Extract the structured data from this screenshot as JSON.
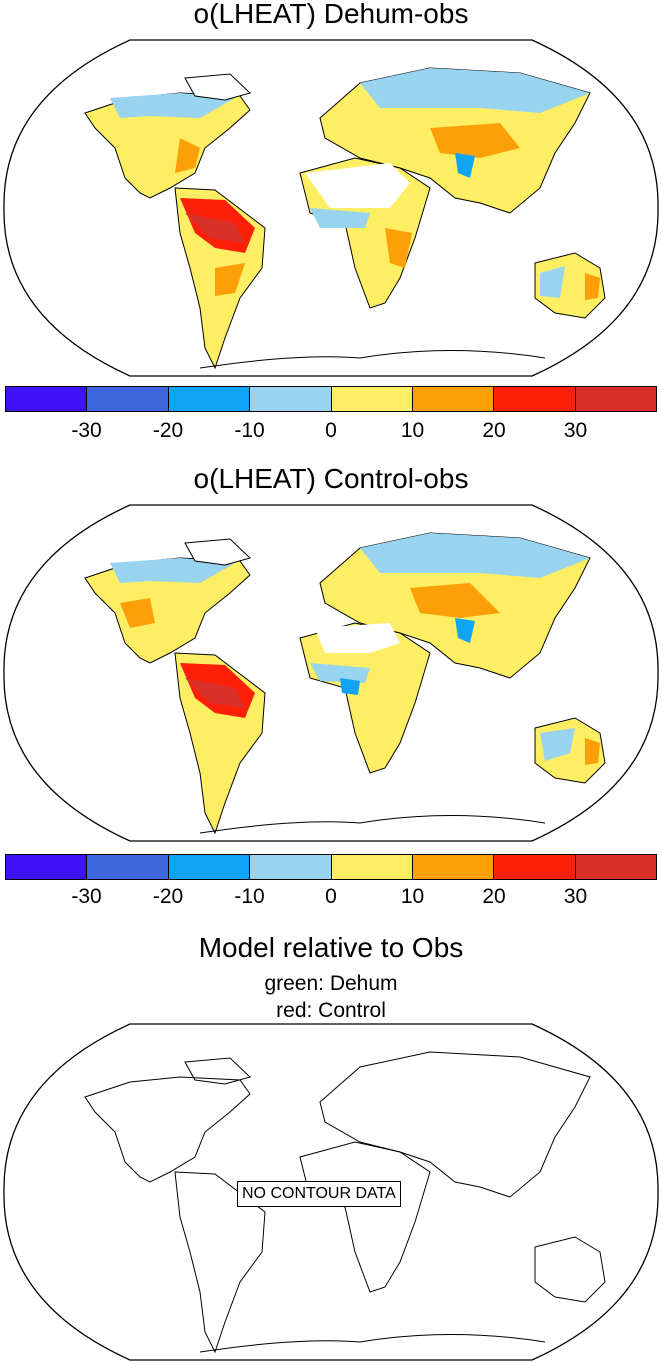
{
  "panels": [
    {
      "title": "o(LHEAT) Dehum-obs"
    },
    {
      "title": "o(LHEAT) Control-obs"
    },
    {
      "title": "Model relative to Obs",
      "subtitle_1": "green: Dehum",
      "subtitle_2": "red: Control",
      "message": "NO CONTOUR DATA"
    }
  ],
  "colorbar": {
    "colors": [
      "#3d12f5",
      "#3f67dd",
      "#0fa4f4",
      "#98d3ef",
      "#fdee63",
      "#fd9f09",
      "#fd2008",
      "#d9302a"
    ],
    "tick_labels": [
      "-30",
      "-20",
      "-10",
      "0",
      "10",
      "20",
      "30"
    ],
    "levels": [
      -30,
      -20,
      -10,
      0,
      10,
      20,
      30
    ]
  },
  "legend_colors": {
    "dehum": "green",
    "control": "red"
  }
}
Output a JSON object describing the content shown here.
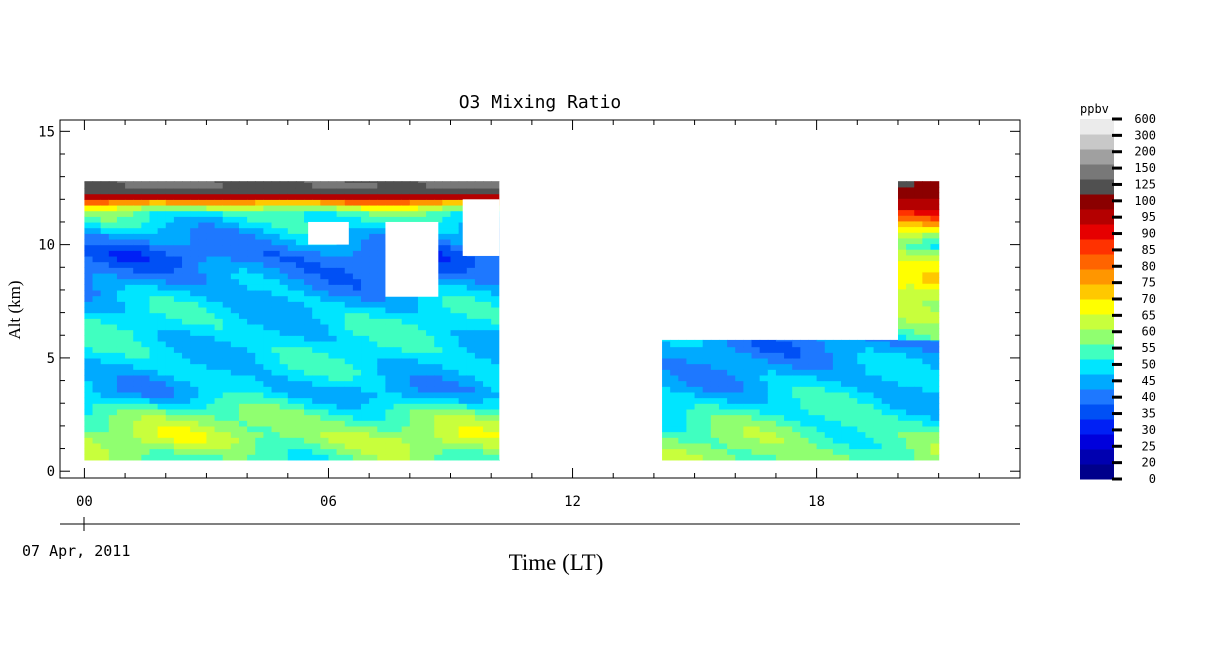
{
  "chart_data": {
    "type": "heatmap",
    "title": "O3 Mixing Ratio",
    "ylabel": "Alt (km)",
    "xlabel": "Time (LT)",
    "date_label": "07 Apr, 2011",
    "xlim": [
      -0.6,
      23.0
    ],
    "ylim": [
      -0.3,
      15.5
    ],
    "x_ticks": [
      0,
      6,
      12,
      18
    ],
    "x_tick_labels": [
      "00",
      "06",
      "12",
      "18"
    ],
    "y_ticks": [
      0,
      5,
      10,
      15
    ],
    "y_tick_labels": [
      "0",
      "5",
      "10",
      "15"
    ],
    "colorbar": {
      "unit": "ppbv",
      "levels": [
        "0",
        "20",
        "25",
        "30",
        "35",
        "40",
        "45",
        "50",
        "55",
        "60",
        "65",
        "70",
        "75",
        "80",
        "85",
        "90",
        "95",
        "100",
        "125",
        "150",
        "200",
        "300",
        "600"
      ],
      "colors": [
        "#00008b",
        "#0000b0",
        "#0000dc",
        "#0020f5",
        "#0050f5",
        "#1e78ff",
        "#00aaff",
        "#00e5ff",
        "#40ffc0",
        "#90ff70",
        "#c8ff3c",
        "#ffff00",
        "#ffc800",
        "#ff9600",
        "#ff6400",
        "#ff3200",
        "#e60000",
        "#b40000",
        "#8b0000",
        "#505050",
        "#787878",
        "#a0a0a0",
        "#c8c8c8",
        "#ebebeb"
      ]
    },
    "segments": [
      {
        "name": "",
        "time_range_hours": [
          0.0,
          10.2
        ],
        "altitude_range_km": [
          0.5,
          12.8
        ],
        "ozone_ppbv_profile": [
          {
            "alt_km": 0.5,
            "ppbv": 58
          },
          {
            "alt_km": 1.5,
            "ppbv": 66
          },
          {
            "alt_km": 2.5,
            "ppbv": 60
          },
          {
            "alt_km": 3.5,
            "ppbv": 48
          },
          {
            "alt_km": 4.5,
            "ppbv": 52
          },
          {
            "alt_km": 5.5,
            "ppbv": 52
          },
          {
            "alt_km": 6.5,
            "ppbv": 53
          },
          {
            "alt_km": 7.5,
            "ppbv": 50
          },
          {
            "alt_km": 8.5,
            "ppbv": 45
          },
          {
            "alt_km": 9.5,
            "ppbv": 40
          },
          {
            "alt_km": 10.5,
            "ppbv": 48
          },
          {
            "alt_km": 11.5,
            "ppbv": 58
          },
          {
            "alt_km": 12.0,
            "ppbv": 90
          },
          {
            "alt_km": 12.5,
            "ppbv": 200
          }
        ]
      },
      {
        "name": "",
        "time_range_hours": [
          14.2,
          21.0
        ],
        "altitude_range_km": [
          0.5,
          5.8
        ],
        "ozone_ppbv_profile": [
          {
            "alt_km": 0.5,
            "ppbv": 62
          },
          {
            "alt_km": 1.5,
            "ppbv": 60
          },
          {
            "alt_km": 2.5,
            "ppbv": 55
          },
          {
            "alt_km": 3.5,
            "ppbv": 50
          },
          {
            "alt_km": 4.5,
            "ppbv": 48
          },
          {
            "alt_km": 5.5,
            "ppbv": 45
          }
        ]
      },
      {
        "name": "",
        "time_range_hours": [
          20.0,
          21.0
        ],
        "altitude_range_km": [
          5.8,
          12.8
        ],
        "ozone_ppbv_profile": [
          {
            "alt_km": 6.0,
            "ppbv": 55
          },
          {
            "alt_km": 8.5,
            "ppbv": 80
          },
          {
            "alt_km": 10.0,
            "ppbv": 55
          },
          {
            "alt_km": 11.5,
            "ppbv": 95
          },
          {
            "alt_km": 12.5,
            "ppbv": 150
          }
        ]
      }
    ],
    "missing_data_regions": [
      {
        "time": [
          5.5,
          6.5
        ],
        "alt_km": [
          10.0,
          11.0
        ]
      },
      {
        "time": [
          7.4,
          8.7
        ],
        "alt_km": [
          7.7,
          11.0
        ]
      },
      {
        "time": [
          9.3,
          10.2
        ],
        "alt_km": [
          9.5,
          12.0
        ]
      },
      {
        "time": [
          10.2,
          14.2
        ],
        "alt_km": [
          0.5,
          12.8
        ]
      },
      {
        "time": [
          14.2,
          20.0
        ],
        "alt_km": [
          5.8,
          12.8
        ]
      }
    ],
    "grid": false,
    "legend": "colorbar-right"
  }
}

# # # #

Write the material out again exactly as it appears, dropping the pictures.

Extract the structured data from this screenshot as JSON.
{
  "panels": [
    {
      "title": "o(LHEAT) Dehum-obs"
    },
    {
      "title": "o(LHEAT) Control-obs"
    },
    {
      "title": "Model relative to Obs",
      "subtitle_1": "green: Dehum",
      "subtitle_2": "red: Control",
      "message": "NO CONTOUR DATA"
    }
  ],
  "colorbar": {
    "colors": [
      "#3d12f5",
      "#3f67dd",
      "#0fa4f4",
      "#98d3ef",
      "#fdee63",
      "#fd9f09",
      "#fd2008",
      "#d9302a"
    ],
    "tick_labels": [
      "-30",
      "-20",
      "-10",
      "0",
      "10",
      "20",
      "30"
    ],
    "levels": [
      -30,
      -20,
      -10,
      0,
      10,
      20,
      30
    ]
  },
  "legend_colors": {
    "dehum": "green",
    "control": "red"
  }
}
Output a JSON object describing the content shown here.
{
  "chart_data": {
    "type": "heatmap",
    "title": "O3 Mixing Ratio",
    "ylabel": "Alt (km)",
    "xlabel": "Time (LT)",
    "date_label": "07 Apr, 2011",
    "xlim": [
      -0.6,
      23.0
    ],
    "ylim": [
      -0.3,
      15.5
    ],
    "x_ticks": [
      0,
      6,
      12,
      18
    ],
    "x_tick_labels": [
      "00",
      "06",
      "12",
      "18"
    ],
    "y_ticks": [
      0,
      5,
      10,
      15
    ],
    "y_tick_labels": [
      "0",
      "5",
      "10",
      "15"
    ],
    "colorbar": {
      "unit": "ppbv",
      "levels": [
        "0",
        "20",
        "25",
        "30",
        "35",
        "40",
        "45",
        "50",
        "55",
        "60",
        "65",
        "70",
        "75",
        "80",
        "85",
        "90",
        "95",
        "100",
        "125",
        "150",
        "200",
        "300",
        "600"
      ],
      "colors": [
        "#00008b",
        "#0000b0",
        "#0000dc",
        "#0020f5",
        "#0050f5",
        "#1e78ff",
        "#00aaff",
        "#00e5ff",
        "#40ffc0",
        "#90ff70",
        "#c8ff3c",
        "#ffff00",
        "#ffc800",
        "#ff9600",
        "#ff6400",
        "#ff3200",
        "#e60000",
        "#b40000",
        "#8b0000",
        "#505050",
        "#787878",
        "#a0a0a0",
        "#c8c8c8",
        "#ebebeb"
      ]
    },
    "segments": [
      {
        "name": "",
        "time_range_hours": [
          0.0,
          10.2
        ],
        "altitude_range_km": [
          0.5,
          12.8
        ],
        "ozone_ppbv_profile": [
          {
            "alt_km": 0.5,
            "ppbv": 58
          },
          {
            "alt_km": 1.5,
            "ppbv": 66
          },
          {
            "alt_km": 2.5,
            "ppbv": 60
          },
          {
            "alt_km": 3.5,
            "ppbv": 48
          },
          {
            "alt_km": 4.5,
            "ppbv": 52
          },
          {
            "alt_km": 5.5,
            "ppbv": 52
          },
          {
            "alt_km": 6.5,
            "ppbv": 53
          },
          {
            "alt_km": 7.5,
            "ppbv": 50
          },
          {
            "alt_km": 8.5,
            "ppbv": 45
          },
          {
            "alt_km": 9.5,
            "ppbv": 40
          },
          {
            "alt_km": 10.5,
            "ppbv": 48
          },
          {
            "alt_km": 11.5,
            "ppbv": 58
          },
          {
            "alt_km": 12.0,
            "ppbv": 90
          },
          {
            "alt_km": 12.5,
            "ppbv": 200
          }
        ]
      },
      {
        "name": "",
        "time_range_hours": [
          14.2,
          21.0
        ],
        "altitude_range_km": [
          0.5,
          5.8
        ],
        "ozone_ppbv_profile": [
          {
            "alt_km": 0.5,
            "ppbv": 62
          },
          {
            "alt_km": 1.5,
            "ppbv": 60
          },
          {
            "alt_km": 2.5,
            "ppbv": 55
          },
          {
            "alt_km": 3.5,
            "ppbv": 50
          },
          {
            "alt_km": 4.5,
            "ppbv": 48
          },
          {
            "alt_km": 5.5,
            "ppbv": 45
          }
        ]
      },
      {
        "name": "",
        "time_range_hours": [
          20.0,
          21.0
        ],
        "altitude_range_km": [
          5.8,
          12.8
        ],
        "ozone_ppbv_profile": [
          {
            "alt_km": 6.0,
            "ppbv": 55
          },
          {
            "alt_km": 8.5,
            "ppbv": 80
          },
          {
            "alt_km": 10.0,
            "ppbv": 55
          },
          {
            "alt_km": 11.5,
            "ppbv": 95
          },
          {
            "alt_km": 12.5,
            "ppbv": 150
          }
        ]
      }
    ],
    "missing_data_regions": [
      {
        "time": [
          5.5,
          6.5
        ],
        "alt_km": [
          10.0,
          11.0
        ]
      },
      {
        "time": [
          7.4,
          8.7
        ],
        "alt_km": [
          7.7,
          11.0
        ]
      },
      {
        "time": [
          9.3,
          10.2
        ],
        "alt_km": [
          9.5,
          12.0
        ]
      },
      {
        "time": [
          10.2,
          14.2
        ],
        "alt_km": [
          0.5,
          12.8
        ]
      },
      {
        "time": [
          14.2,
          20.0
        ],
        "alt_km": [
          5.8,
          12.8
        ]
      }
    ],
    "grid": false,
    "legend": "colorbar-right"
  }
}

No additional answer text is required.